Problem description:
Pull every line with the word "JSON" out of the entries below.

Recorded data:
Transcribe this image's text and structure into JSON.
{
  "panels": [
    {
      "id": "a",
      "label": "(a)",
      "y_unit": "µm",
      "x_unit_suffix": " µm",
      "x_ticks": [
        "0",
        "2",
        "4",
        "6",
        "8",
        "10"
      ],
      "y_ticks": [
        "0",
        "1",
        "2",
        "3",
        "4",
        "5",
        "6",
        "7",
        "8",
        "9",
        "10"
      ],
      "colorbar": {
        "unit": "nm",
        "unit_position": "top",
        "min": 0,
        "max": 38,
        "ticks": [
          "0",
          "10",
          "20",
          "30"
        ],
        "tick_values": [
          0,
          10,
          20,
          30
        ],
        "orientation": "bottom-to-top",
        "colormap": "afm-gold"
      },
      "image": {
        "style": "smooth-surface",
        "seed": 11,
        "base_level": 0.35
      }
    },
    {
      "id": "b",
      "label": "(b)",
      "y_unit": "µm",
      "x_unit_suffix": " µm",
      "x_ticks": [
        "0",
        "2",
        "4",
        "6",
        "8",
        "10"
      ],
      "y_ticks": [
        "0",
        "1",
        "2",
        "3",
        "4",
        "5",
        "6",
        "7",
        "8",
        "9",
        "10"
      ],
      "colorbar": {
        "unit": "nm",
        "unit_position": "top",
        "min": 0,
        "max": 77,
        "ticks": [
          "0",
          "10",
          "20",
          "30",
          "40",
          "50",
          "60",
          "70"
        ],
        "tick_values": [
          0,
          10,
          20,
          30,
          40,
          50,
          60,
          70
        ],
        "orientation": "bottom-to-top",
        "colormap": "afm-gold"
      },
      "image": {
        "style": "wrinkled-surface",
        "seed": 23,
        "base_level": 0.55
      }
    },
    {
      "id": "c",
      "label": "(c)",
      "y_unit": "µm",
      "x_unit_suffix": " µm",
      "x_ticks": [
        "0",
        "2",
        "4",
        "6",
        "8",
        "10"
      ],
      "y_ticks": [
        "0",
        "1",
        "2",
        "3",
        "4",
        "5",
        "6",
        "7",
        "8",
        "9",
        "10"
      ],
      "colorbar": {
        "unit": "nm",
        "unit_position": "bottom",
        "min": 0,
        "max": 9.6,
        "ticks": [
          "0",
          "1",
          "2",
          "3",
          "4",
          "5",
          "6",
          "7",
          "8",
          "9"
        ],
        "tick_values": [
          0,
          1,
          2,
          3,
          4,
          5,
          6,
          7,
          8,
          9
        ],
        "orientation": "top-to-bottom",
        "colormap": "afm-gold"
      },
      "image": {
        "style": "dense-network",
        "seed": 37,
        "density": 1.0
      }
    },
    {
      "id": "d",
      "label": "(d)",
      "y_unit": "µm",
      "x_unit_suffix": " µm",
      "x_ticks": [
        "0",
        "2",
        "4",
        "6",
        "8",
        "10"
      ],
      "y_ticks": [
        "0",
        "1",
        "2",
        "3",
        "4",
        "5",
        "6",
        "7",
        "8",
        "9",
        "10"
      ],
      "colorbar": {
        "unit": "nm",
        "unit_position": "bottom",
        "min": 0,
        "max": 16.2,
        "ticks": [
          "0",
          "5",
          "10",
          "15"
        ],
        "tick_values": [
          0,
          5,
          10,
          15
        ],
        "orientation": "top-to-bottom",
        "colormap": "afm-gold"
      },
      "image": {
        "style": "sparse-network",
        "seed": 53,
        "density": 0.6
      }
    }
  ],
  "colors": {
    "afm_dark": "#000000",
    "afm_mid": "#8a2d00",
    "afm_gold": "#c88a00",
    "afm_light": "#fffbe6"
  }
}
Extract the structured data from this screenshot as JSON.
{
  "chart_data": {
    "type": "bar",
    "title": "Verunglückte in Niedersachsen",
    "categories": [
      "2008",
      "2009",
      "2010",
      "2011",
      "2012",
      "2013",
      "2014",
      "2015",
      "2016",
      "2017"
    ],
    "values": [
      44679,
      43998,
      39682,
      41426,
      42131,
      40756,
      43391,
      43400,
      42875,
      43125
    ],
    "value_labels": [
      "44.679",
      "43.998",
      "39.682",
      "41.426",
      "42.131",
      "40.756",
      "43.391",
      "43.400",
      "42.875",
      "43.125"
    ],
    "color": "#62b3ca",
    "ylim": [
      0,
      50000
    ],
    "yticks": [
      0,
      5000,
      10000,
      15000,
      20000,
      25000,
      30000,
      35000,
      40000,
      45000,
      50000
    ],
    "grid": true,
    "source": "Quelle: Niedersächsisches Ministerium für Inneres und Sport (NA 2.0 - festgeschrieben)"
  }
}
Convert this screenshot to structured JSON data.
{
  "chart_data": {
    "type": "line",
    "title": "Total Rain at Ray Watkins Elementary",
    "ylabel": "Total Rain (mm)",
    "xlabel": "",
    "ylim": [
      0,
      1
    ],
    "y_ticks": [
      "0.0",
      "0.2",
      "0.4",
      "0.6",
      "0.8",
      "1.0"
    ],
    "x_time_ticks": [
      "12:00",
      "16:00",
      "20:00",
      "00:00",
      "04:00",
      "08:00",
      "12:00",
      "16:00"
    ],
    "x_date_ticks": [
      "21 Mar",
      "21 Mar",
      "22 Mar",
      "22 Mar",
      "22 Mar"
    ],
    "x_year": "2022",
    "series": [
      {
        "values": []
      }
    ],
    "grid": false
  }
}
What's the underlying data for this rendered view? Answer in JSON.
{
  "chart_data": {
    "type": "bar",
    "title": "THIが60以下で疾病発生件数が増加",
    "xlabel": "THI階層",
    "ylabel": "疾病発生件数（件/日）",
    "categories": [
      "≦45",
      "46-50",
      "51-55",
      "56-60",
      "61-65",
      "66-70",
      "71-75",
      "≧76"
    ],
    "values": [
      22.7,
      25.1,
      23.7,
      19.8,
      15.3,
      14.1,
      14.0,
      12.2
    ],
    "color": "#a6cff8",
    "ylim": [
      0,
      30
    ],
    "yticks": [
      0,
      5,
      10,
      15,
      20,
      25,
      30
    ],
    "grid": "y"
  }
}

Answer to the task:
Transcribe this image's text and structure into JSON.
Extract the structured data from this screenshot as JSON.
Convert this screenshot to structured JSON data.
What's the underlying data for this rendered view? Answer in JSON.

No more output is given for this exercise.